**Dataset:**
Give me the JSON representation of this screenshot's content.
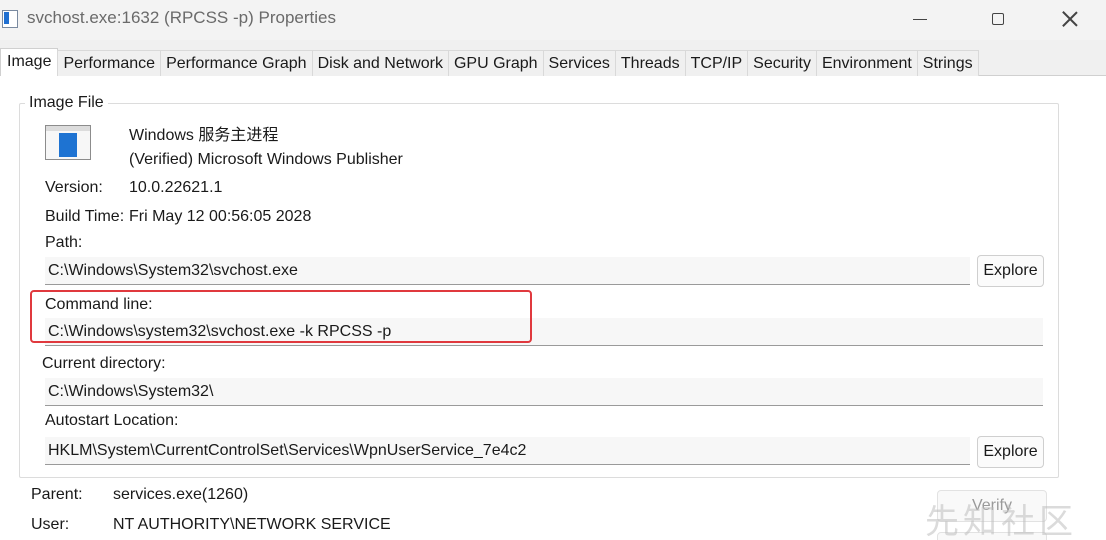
{
  "window": {
    "title": "svchost.exe:1632 (RPCSS -p) Properties"
  },
  "tabs": [
    {
      "label": "Image"
    },
    {
      "label": "Performance"
    },
    {
      "label": "Performance Graph"
    },
    {
      "label": "Disk and Network"
    },
    {
      "label": "GPU Graph"
    },
    {
      "label": "Services"
    },
    {
      "label": "Threads"
    },
    {
      "label": "TCP/IP"
    },
    {
      "label": "Security"
    },
    {
      "label": "Environment"
    },
    {
      "label": "Strings"
    }
  ],
  "image_file": {
    "group_title": "Image File",
    "description": "Windows 服务主进程",
    "company": "(Verified) Microsoft Windows Publisher",
    "version_label": "Version:",
    "version_value": "10.0.22621.1",
    "build_time_label": "Build Time:",
    "build_time_value": "Fri May 12 00:56:05 2028",
    "path_label": "Path:",
    "path_value": "C:\\Windows\\System32\\svchost.exe",
    "explore_label": "Explore",
    "command_line_label": "Command line:",
    "command_line_value": "C:\\Windows\\system32\\svchost.exe -k RPCSS -p",
    "current_dir_label": "Current directory:",
    "current_dir_value": "C:\\Windows\\System32\\",
    "autostart_label": "Autostart Location:",
    "autostart_value": "HKLM\\System\\CurrentControlSet\\Services\\WpnUserService_7e4c2",
    "explore2_label": "Explore"
  },
  "process": {
    "parent_label": "Parent:",
    "parent_value": "services.exe(1260)",
    "user_label": "User:",
    "user_value": "NT AUTHORITY\\NETWORK SERVICE",
    "verify_label": "Verify"
  },
  "watermark": "先知社区",
  "colors": {
    "highlight": "#e0393e",
    "icon_blue": "#1e73d2"
  }
}
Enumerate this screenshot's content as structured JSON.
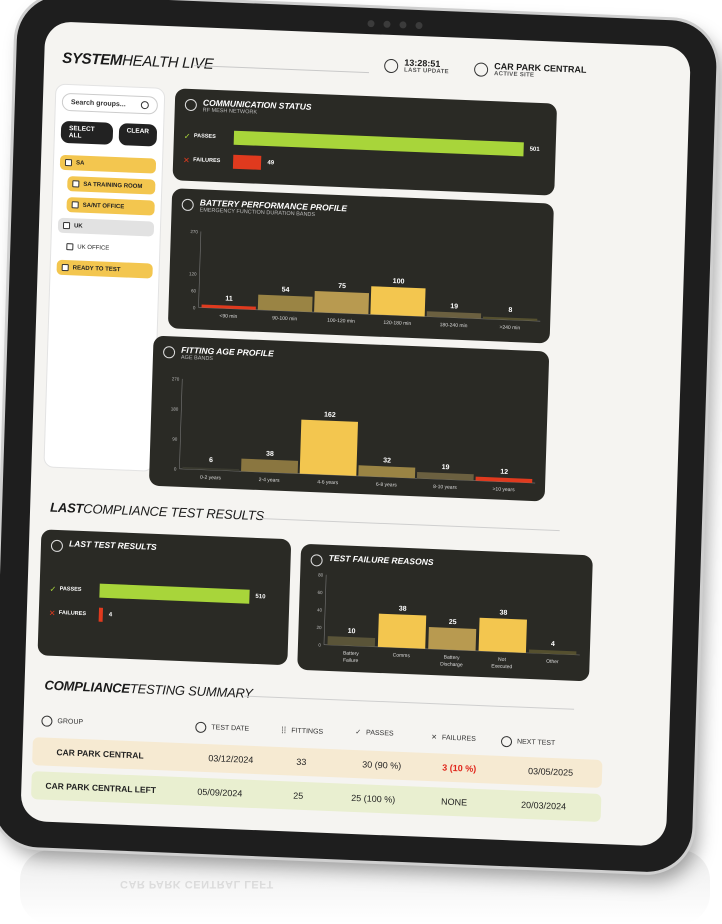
{
  "header": {
    "brand_bold": "SYSTEM",
    "brand_light": "HEALTH LIVE",
    "time": "13:28:51",
    "time_label": "LAST UPDATE",
    "site": "CAR PARK CENTRAL",
    "site_label": "ACTIVE SITE"
  },
  "sidebar": {
    "search_placeholder": "Search groups...",
    "select_all": "SELECT ALL",
    "clear": "CLEAR",
    "items": [
      {
        "label": "SA"
      },
      {
        "label": "SA TRAINING ROOM"
      },
      {
        "label": "SA/NT OFFICE"
      },
      {
        "label": "UK"
      },
      {
        "label": "UK OFFICE"
      },
      {
        "label": "READY TO TEST"
      }
    ]
  },
  "comm": {
    "title": "COMMUNICATION STATUS",
    "subtitle": "RF MESH NETWORK",
    "passes_label": "PASSES",
    "failures_label": "FAILURES",
    "passes": "501",
    "failures": "49"
  },
  "battery": {
    "title": "BATTERY PERFORMANCE PROFILE",
    "subtitle": "EMERGENCY FUNCTION DURATION BANDS"
  },
  "age": {
    "title": "FITTING AGE PROFILE",
    "subtitle": "AGE BANDS"
  },
  "last_section": {
    "bold": "LAST",
    "light": "COMPLIANCE TEST RESULTS"
  },
  "last_results": {
    "title": "LAST TEST RESULTS",
    "passes_label": "PASSES",
    "failures_label": "FAILURES",
    "passes": "510",
    "failures": "4"
  },
  "failure_reasons": {
    "title": "TEST FAILURE REASONS"
  },
  "summary_section": {
    "bold": "COMPLIANCE",
    "light": "TESTING SUMMARY"
  },
  "table": {
    "headers": {
      "group": "GROUP",
      "test_date": "TEST DATE",
      "fittings": "FITTINGS",
      "passes": "PASSES",
      "failures": "FAILURES",
      "next_test": "NEXT TEST"
    },
    "rows": [
      {
        "group": "CAR PARK CENTRAL",
        "test_date": "03/12/2024",
        "fittings": "33",
        "passes": "30 (90 %)",
        "failures": "3 (10 %)",
        "next_test": "03/05/2025"
      },
      {
        "group": "CAR PARK CENTRAL LEFT",
        "test_date": "05/09/2024",
        "fittings": "25",
        "passes": "25 (100 %)",
        "failures": "NONE",
        "next_test": "20/03/2024"
      }
    ]
  },
  "reflection_text": "CAR PARK CENTRAL LEFT",
  "colors": {
    "accent_green": "#a8d53a",
    "accent_red": "#e03a1e",
    "gold": "#f3c64f",
    "card_bg": "#2a2a25"
  },
  "chart_data": [
    {
      "type": "bar",
      "categories": [
        "PASSES",
        "FAILURES"
      ],
      "values": [
        501,
        49
      ],
      "orientation": "horizontal"
    },
    {
      "type": "bar",
      "title": "BATTERY PERFORMANCE PROFILE",
      "subtitle": "EMERGENCY FUNCTION DURATION BANDS",
      "categories": [
        "<90 min",
        "90-100 min",
        "100-120 min",
        "120-180 min",
        "180-240 min",
        ">240 min"
      ],
      "values": [
        11,
        54,
        75,
        100,
        19,
        8
      ],
      "yticks": [
        0,
        60,
        120,
        270
      ],
      "ylim": [
        0,
        270
      ],
      "bar_colors": [
        "#e03a1e",
        "#9a8444",
        "#b89a50",
        "#f3c64f",
        "#6b6040",
        "#55502f"
      ]
    },
    {
      "type": "bar",
      "title": "FITTING AGE PROFILE",
      "subtitle": "AGE BANDS",
      "categories": [
        "0-2 years",
        "2-4 years",
        "4-6 years",
        "6-8 years",
        "8-10 years",
        ">10 years"
      ],
      "values": [
        6,
        38,
        162,
        32,
        19,
        12
      ],
      "yticks": [
        0,
        90,
        180,
        270
      ],
      "ylim": [
        0,
        270
      ],
      "bar_colors": [
        "#3a3a30",
        "#8a7640",
        "#f3c64f",
        "#9a8444",
        "#6b6040",
        "#e03a1e"
      ]
    },
    {
      "type": "bar",
      "categories": [
        "PASSES",
        "FAILURES"
      ],
      "values": [
        510,
        4
      ],
      "orientation": "horizontal"
    },
    {
      "type": "bar",
      "title": "TEST FAILURE REASONS",
      "categories": [
        "Battery Failure",
        "Comms",
        "Battery Discharge",
        "Not Executed",
        "Other"
      ],
      "values": [
        10,
        38,
        25,
        38,
        4
      ],
      "yticks": [
        0,
        20,
        40,
        60,
        80
      ],
      "ylim": [
        0,
        80
      ],
      "bar_colors": [
        "#5a5438",
        "#f3c64f",
        "#b89a50",
        "#f3c64f",
        "#55502f"
      ]
    }
  ]
}
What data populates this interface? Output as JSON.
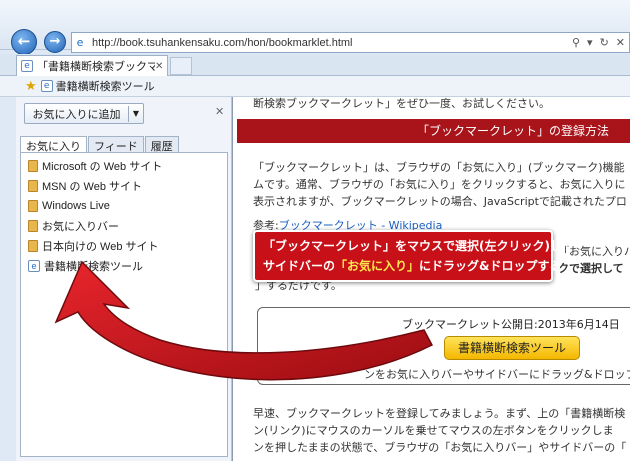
{
  "browser": {
    "url": "http://book.tsuhankensaku.com/hon/bookmarklet.html",
    "tab_title": "「書籍横断検索ブックマ...",
    "favbar_item": "書籍横断検索ツール"
  },
  "sidebar": {
    "add_button": "お気に入りに追加",
    "tabs": [
      "お気に入り",
      "フィード",
      "履歴"
    ],
    "items": [
      {
        "label": "Microsoft の Web サイト",
        "icon": "folder-icon"
      },
      {
        "label": "MSN の Web サイト",
        "icon": "folder-icon"
      },
      {
        "label": "Windows Live",
        "icon": "folder-icon"
      },
      {
        "label": "お気に入りバー",
        "icon": "folder-icon"
      },
      {
        "label": "日本向けの Web サイト",
        "icon": "folder-icon"
      },
      {
        "label": "書籍横断検索ツール",
        "icon": "ie-page-icon"
      }
    ]
  },
  "content": {
    "intro": "断検索ブックマークレット」をぜひ一度、お試しください。",
    "section_title": "「ブックマークレット」の登録方法",
    "para1": [
      "「ブックマークレット」は、ブラウザの「お気に入り」(ブックマーク)機能",
      "ムです。通常、ブラウザの「お気に入り」をクリックすると、お気に入りに",
      "表示されますが、ブックマークレットの場合、JavaScriptで記載されたプロ"
    ],
    "ref_label": "参考:",
    "ref_link": "ブックマークレット - Wikipedia",
    "side_text_1": "「お気に入りバ",
    "side_text_2": "クで選択して",
    "side_text_3": "」するだけです。",
    "box_date": "ブックマークレット公開日:2013年6月14日",
    "bookmarklet_button": "書籍横断検索ツール",
    "box_hint": "ンをお気に入りバーやサイドバーにドラッグ&ドロップ",
    "para2": [
      "早速、ブックマークレットを登録してみましょう。まず、上の「書籍横断検",
      "ン(リンク)にマウスのカーソルを乗せてマウスの左ボタンをクリックしま",
      "ンを押したままの状態で、ブラウザの「お気に入りバー」やサイドバーの「"
    ]
  },
  "callout": {
    "line1": "「ブックマークレット」をマウスで選択(左クリック)して",
    "line2_a": "サイドバーの",
    "line2_b": "「お気に入り」",
    "line2_c": "にドラッグ&ドロップする"
  },
  "colors": {
    "accent_red": "#c81018",
    "section_red": "#a8141a",
    "button_yellow": "#f4b700"
  }
}
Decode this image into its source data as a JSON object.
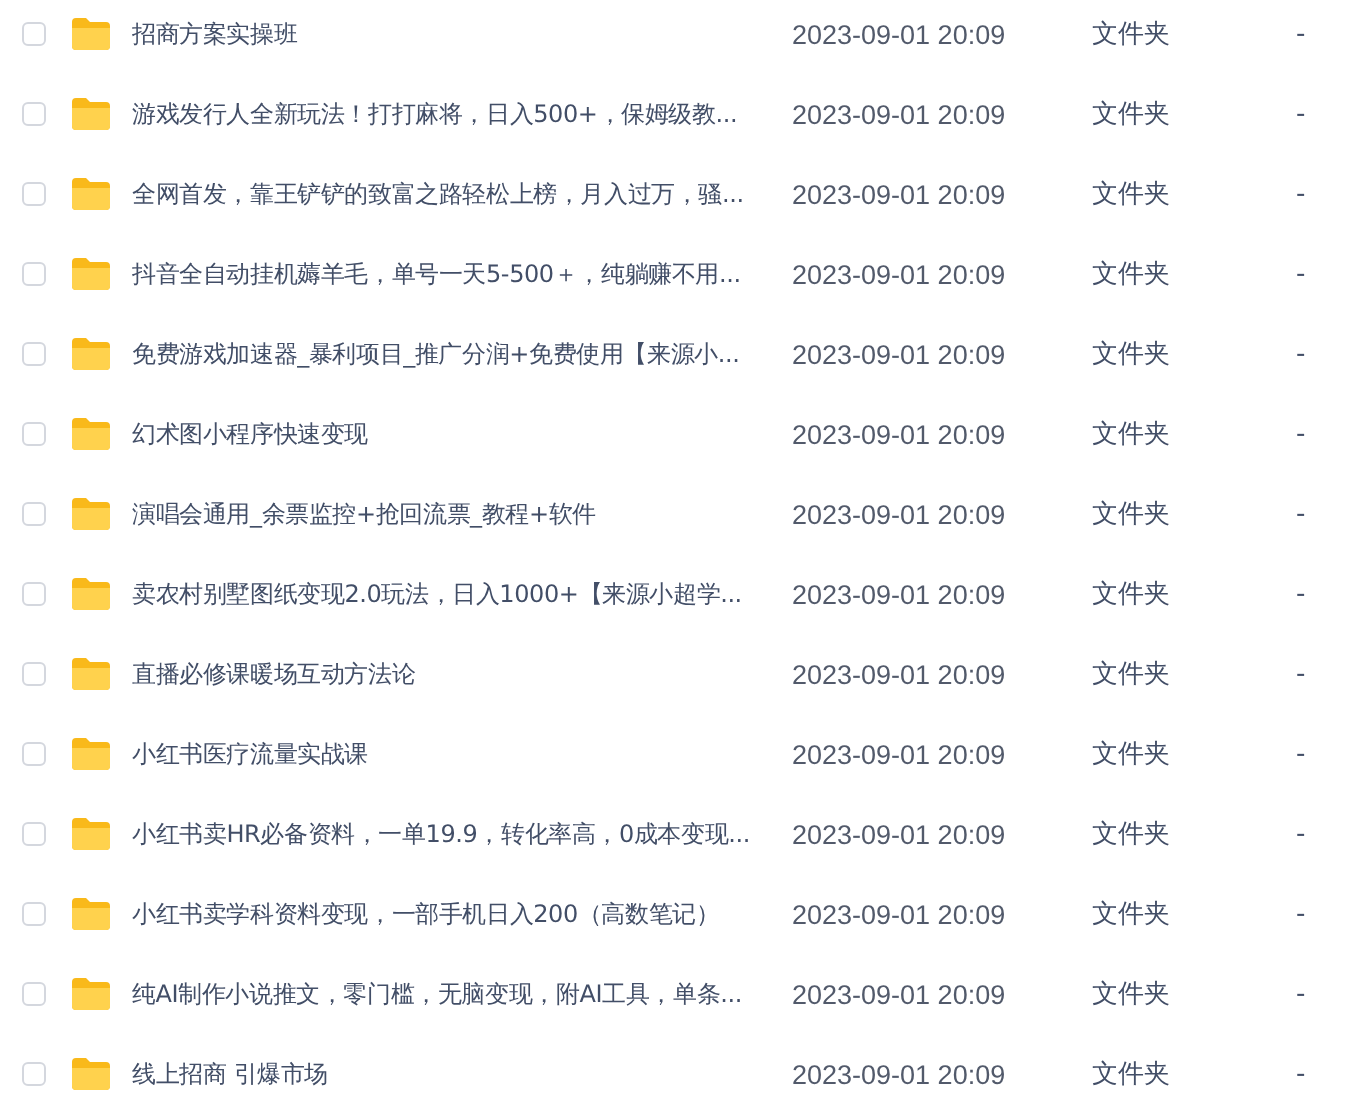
{
  "files": [
    {
      "name": "招商方案实操班",
      "modified": "2023-09-01 20:09",
      "type": "文件夹",
      "size": "-",
      "checked": false
    },
    {
      "name": "游戏发行人全新玩法！打打麻将，日入500+，保姆级教...",
      "modified": "2023-09-01 20:09",
      "type": "文件夹",
      "size": "-",
      "checked": false
    },
    {
      "name": "全网首发，靠王铲铲的致富之路轻松上榜，月入过万，骚...",
      "modified": "2023-09-01 20:09",
      "type": "文件夹",
      "size": "-",
      "checked": false
    },
    {
      "name": "抖音全自动挂机薅羊毛，单号一天5-500＋，纯躺赚不用...",
      "modified": "2023-09-01 20:09",
      "type": "文件夹",
      "size": "-",
      "checked": false
    },
    {
      "name": "免费游戏加速器_暴利项目_推广分润+免费使用【来源小...",
      "modified": "2023-09-01 20:09",
      "type": "文件夹",
      "size": "-",
      "checked": false
    },
    {
      "name": "幻术图小程序快速变现",
      "modified": "2023-09-01 20:09",
      "type": "文件夹",
      "size": "-",
      "checked": false
    },
    {
      "name": "演唱会通用_余票监控+抢回流票_教程+软件",
      "modified": "2023-09-01 20:09",
      "type": "文件夹",
      "size": "-",
      "checked": false
    },
    {
      "name": "卖农村别墅图纸变现2.0玩法，日入1000+【来源小超学...",
      "modified": "2023-09-01 20:09",
      "type": "文件夹",
      "size": "-",
      "checked": false
    },
    {
      "name": "直播必修课暖场互动方法论",
      "modified": "2023-09-01 20:09",
      "type": "文件夹",
      "size": "-",
      "checked": false
    },
    {
      "name": "小红书医疗流量实战课",
      "modified": "2023-09-01 20:09",
      "type": "文件夹",
      "size": "-",
      "checked": false
    },
    {
      "name": "小红书卖HR必备资料，一单19.9，转化率高，0成本变现...",
      "modified": "2023-09-01 20:09",
      "type": "文件夹",
      "size": "-",
      "checked": false
    },
    {
      "name": "小红书卖学科资料变现，一部手机日入200（高数笔记）",
      "modified": "2023-09-01 20:09",
      "type": "文件夹",
      "size": "-",
      "checked": false
    },
    {
      "name": "纯AI制作小说推文，零门槛，无脑变现，附AI工具，单条...",
      "modified": "2023-09-01 20:09",
      "type": "文件夹",
      "size": "-",
      "checked": false
    },
    {
      "name": "线上招商 引爆市场",
      "modified": "2023-09-01 20:09",
      "type": "文件夹",
      "size": "-",
      "checked": false
    }
  ]
}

**Required task:** Go through the data above and find the lines with the word "screenshot". Copy each of those lines.

**Problem solution:**
Give me the JSON representation of this screenshot's content.
Enumerate this screenshot's content as structured JSON.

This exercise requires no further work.